Raw records.
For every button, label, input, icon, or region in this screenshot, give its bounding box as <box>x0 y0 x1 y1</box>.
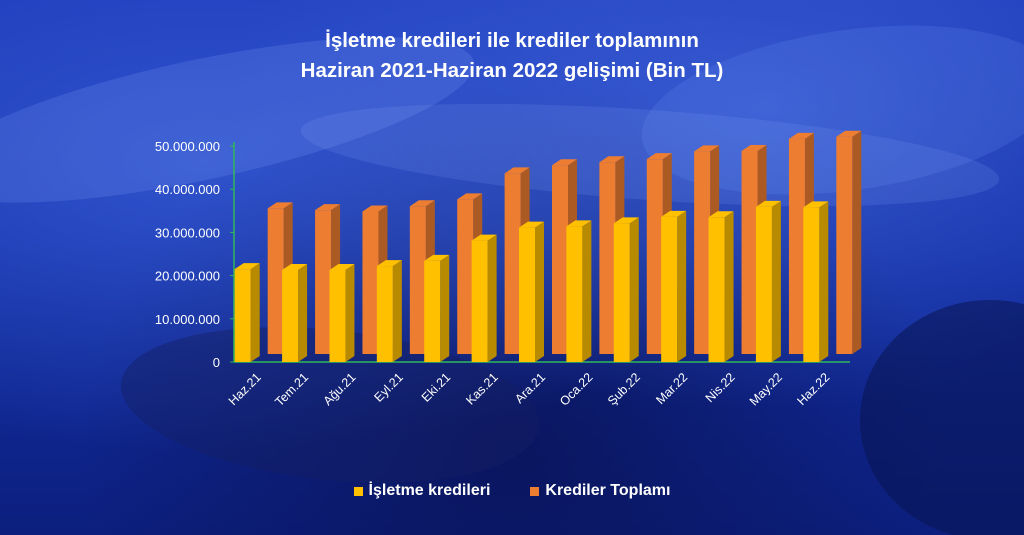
bar-total-loans <box>552 165 568 354</box>
bar-side-business-loans <box>724 211 734 362</box>
bar-business-loans <box>613 223 630 362</box>
bar-side-business-loans <box>582 220 592 362</box>
bar-total-loans <box>409 206 426 354</box>
x-tick-label: Oca.22 <box>557 370 595 408</box>
bar-top-total-loans <box>741 144 767 151</box>
y-tick-label: 40.000.000 <box>155 182 220 197</box>
bar-top-business-loans <box>282 263 308 270</box>
bar-total-loans <box>694 151 711 354</box>
bar-business-loans <box>566 226 583 362</box>
bar-top-total-loans <box>694 145 720 152</box>
bar-business-loans <box>329 269 346 362</box>
y-tick-label: 10.000.000 <box>155 312 220 327</box>
bar-total-loans <box>267 208 284 354</box>
y-tick-label: 30.000.000 <box>155 225 220 240</box>
bar-top-total-loans <box>836 130 862 137</box>
bar-side-business-loans <box>677 210 687 362</box>
bar-top-total-loans <box>315 204 341 211</box>
bar-top-total-loans <box>362 205 388 212</box>
chart-title-line-1: İşletme kredileri ile krediler toplamını… <box>325 29 699 52</box>
bar-top-total-loans <box>504 167 530 174</box>
bar-top-business-loans <box>424 254 450 261</box>
bar-side-business-loans <box>535 221 544 362</box>
x-tick-label: Ara.21 <box>512 370 548 406</box>
bar-total-loans <box>788 138 805 354</box>
x-tick-label: Tem.21 <box>272 370 311 409</box>
bar-business-loans <box>471 240 488 362</box>
y-tick-label: 20.000.000 <box>155 269 220 284</box>
x-tick-label: Eki.21 <box>419 370 453 404</box>
bar-total-loans <box>457 199 474 354</box>
bar-top-business-loans <box>613 217 639 224</box>
bar-top-business-loans <box>519 221 544 228</box>
bar-top-total-loans <box>552 159 577 166</box>
bar-side-business-loans <box>345 263 355 362</box>
legend-label-business-loans: İşletme kredileri <box>368 482 491 499</box>
x-tick-label: Kas.21 <box>463 370 500 407</box>
legend-swatch-business-loans <box>353 486 363 496</box>
bar-side-business-loans <box>440 254 450 362</box>
bar-top-business-loans <box>803 201 829 208</box>
x-tick-label: May.22 <box>747 370 785 408</box>
bar-top-total-loans <box>457 193 483 200</box>
bar-side-business-loans <box>771 200 781 362</box>
bar-top-total-loans <box>788 132 814 139</box>
legend-label-total-loans: Krediler Toplamı <box>545 482 671 499</box>
y-tick-label: 50.000.000 <box>155 139 220 154</box>
bar-top-business-loans <box>708 211 734 218</box>
legend-item-business-loans: İşletme kredileri <box>353 482 491 500</box>
bar-top-total-loans <box>409 200 435 207</box>
bar-top-business-loans <box>234 263 260 270</box>
bar-total-loans <box>504 173 521 354</box>
x-tick-label: Haz.21 <box>226 370 264 408</box>
chart-title: İşletme kredileri ile krediler toplamını… <box>0 26 1024 86</box>
legend-item-total-loans: Krediler Toplamı <box>530 482 670 500</box>
x-tick-label: Eyl.21 <box>371 370 405 404</box>
bar-total-loans <box>362 211 379 354</box>
bar-business-loans <box>755 206 772 362</box>
bar-business-loans <box>376 266 393 362</box>
legend: İşletme kredileri Krediler Toplamı <box>0 482 1024 500</box>
bar-side-business-loans <box>629 217 639 362</box>
bar-top-total-loans <box>646 153 672 160</box>
bar-business-loans <box>708 217 725 362</box>
bar-side-total-loans <box>852 130 862 354</box>
bar-business-loans <box>282 269 299 362</box>
legend-swatch-total-loans <box>530 486 540 496</box>
bar-side-business-loans <box>392 260 402 362</box>
bar-top-business-loans <box>471 234 497 241</box>
x-tick-label: Mar.22 <box>653 370 690 407</box>
x-tick-label: Şub.22 <box>605 370 643 408</box>
bar-business-loans <box>234 269 251 362</box>
bar-business-loans <box>424 260 441 362</box>
bar-business-loans <box>519 227 535 362</box>
bar-side-business-loans <box>298 263 308 362</box>
bar-side-business-loans <box>250 263 260 362</box>
bar-business-loans <box>803 207 820 362</box>
bar-total-loans <box>741 150 758 354</box>
y-tick-label: 0 <box>213 355 220 370</box>
bar-total-loans <box>646 159 663 354</box>
bar-top-total-loans <box>599 156 625 163</box>
bar-side-business-loans <box>487 234 497 362</box>
bar-total-loans <box>836 136 853 354</box>
x-tick-label: Nis.22 <box>703 370 738 405</box>
x-tick-label: Ağu.21 <box>321 370 359 408</box>
bar-top-business-loans <box>376 260 402 267</box>
x-tick-label: Haz.22 <box>795 370 833 408</box>
bar-side-business-loans <box>819 201 829 362</box>
bar-total-loans <box>599 162 616 354</box>
bar-total-loans <box>315 210 332 354</box>
bar-top-business-loans <box>661 210 687 217</box>
bar-business-loans <box>661 216 678 362</box>
bar-top-business-loans <box>755 200 781 207</box>
chart-title-line-2: Haziran 2021-Haziran 2022 gelişimi (Bin … <box>300 59 724 82</box>
bar-top-total-loans <box>267 202 293 209</box>
bar-top-business-loans <box>566 220 592 227</box>
bar-top-business-loans <box>329 263 355 270</box>
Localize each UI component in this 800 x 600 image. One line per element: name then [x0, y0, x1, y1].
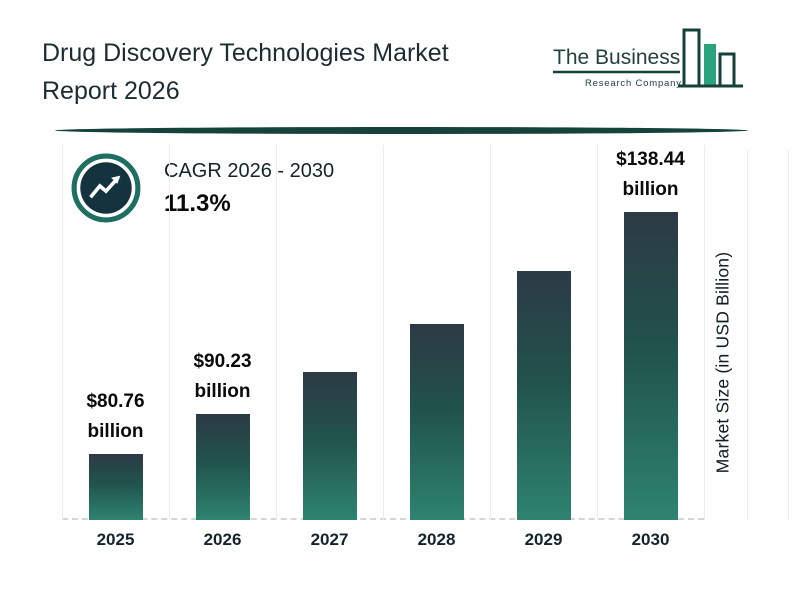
bar-2029: [516, 271, 571, 520]
plot: $80.76 billion $90.23 billion $138.44 billion: [62, 145, 705, 520]
gridline: [169, 145, 170, 520]
page-title: Drug Discovery Technologies Market Repor…: [42, 34, 562, 110]
x-tick-2029: 2029: [524, 530, 563, 549]
x-axis: 2025 2026 2027 2028 2029 2030: [62, 530, 704, 550]
cagr-callout: CAGR 2026 - 2030 11.3%: [70, 152, 334, 224]
bar-column-2029: [490, 145, 597, 520]
cagr-value: 11.3%: [164, 190, 231, 217]
page-title-line-1: Drug Discovery Technologies Market: [42, 39, 449, 67]
gridline: [704, 145, 705, 520]
gridline: [276, 145, 277, 520]
bar-column-2028: [383, 145, 490, 520]
bar-chart-logo-icon: The Business Research Company: [553, 28, 743, 89]
gridline: [788, 150, 789, 520]
cagr-label: CAGR 2026 - 2030: [164, 160, 335, 182]
bar-2026: [195, 414, 250, 520]
y-axis-label: Market Size (in USD Billion): [712, 251, 733, 474]
gridline: [747, 150, 748, 520]
bar-column-2025: $80.76 billion: [62, 145, 169, 520]
bar-column-2026: $90.23 billion: [169, 145, 276, 520]
logo-subtitle-text: Research Company: [585, 78, 682, 89]
bar-2027: [302, 372, 357, 520]
page-title-line-2: Report 2026: [42, 77, 180, 105]
header-divider: [55, 127, 748, 134]
value-label-2026: $90.23 billion: [193, 351, 252, 402]
x-tick-2026: 2026: [203, 530, 242, 549]
bar-column-2030: $138.44 billion: [597, 145, 704, 520]
x-tick-2028: 2028: [417, 530, 456, 549]
gridline: [490, 145, 491, 520]
bar-columns: $80.76 billion $90.23 billion $138.44 billion: [62, 145, 704, 520]
gridline: [62, 145, 63, 520]
cagr-text-block: CAGR 2026 - 2030 11.3%: [164, 152, 334, 218]
value-label-2030: $138.44 billion: [616, 149, 685, 200]
x-tick-2030: 2030: [631, 530, 670, 549]
trend-up-icon: [71, 153, 141, 223]
value-label-2025: $80.76 billion: [86, 391, 145, 442]
bar-2028: [409, 324, 464, 520]
gridline: [597, 145, 598, 520]
bar-column-2027: [276, 145, 383, 520]
bar-2025: [88, 454, 143, 520]
bar-2030: [623, 212, 678, 520]
logo-name-text: The Business: [553, 46, 680, 69]
gridline: [383, 145, 384, 520]
company-logo: The Business Research Company: [549, 26, 754, 121]
x-tick-2027: 2027: [310, 530, 349, 549]
x-tick-2025: 2025: [96, 530, 135, 549]
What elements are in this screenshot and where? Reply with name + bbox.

Instructions to follow.
Convert the material from the line containing "bar-total-loans <box>552 165 568 354</box>" through the line containing "bar-top-total-loans <box>504 167" into a JSON list of strings, one string per line, with both of those lines included.

Task solution.
[
  "bar-total-loans <box>552 165 568 354</box>",
  "bar-side-business-loans <box>724 211 734 362</box>",
  "bar-business-loans <box>613 223 630 362</box>",
  "bar-side-business-loans <box>582 220 592 362</box>",
  "bar-total-loans <box>409 206 426 354</box>",
  "x-tick-label: Oca.22 <box>557 370 595 408</box>",
  "bar-top-total-loans <box>741 144 767 151</box>",
  "y-tick-label: 40.000.000 <box>155 182 220 197</box>",
  "bar-top-business-loans <box>282 263 308 270</box>",
  "bar-total-loans <box>694 151 711 354</box>",
  "bar-business-loans <box>566 226 583 362</box>",
  "bar-top-total-loans <box>694 145 720 152</box>",
  "bar-business-loans <box>329 269 346 362</box>",
  "y-tick-label: 10.000.000 <box>155 312 220 327</box>",
  "bar-total-loans <box>267 208 284 354</box>",
  "y-tick-label: 30.000.000 <box>155 225 220 240</box>",
  "bar-top-total-loans <box>836 130 862 137</box>",
  "bar-side-business-loans <box>677 210 687 362</box>",
  "bar-top-total-loans <box>315 204 341 211</box>",
  "bar-top-total-loans <box>362 205 388 212</box>",
  "chart-title-line-1: İşletme kredileri ile krediler toplamını… <box>325 29 699 52</box>",
  "bar-top-total-loans <box>504 167 530 174</box>"
]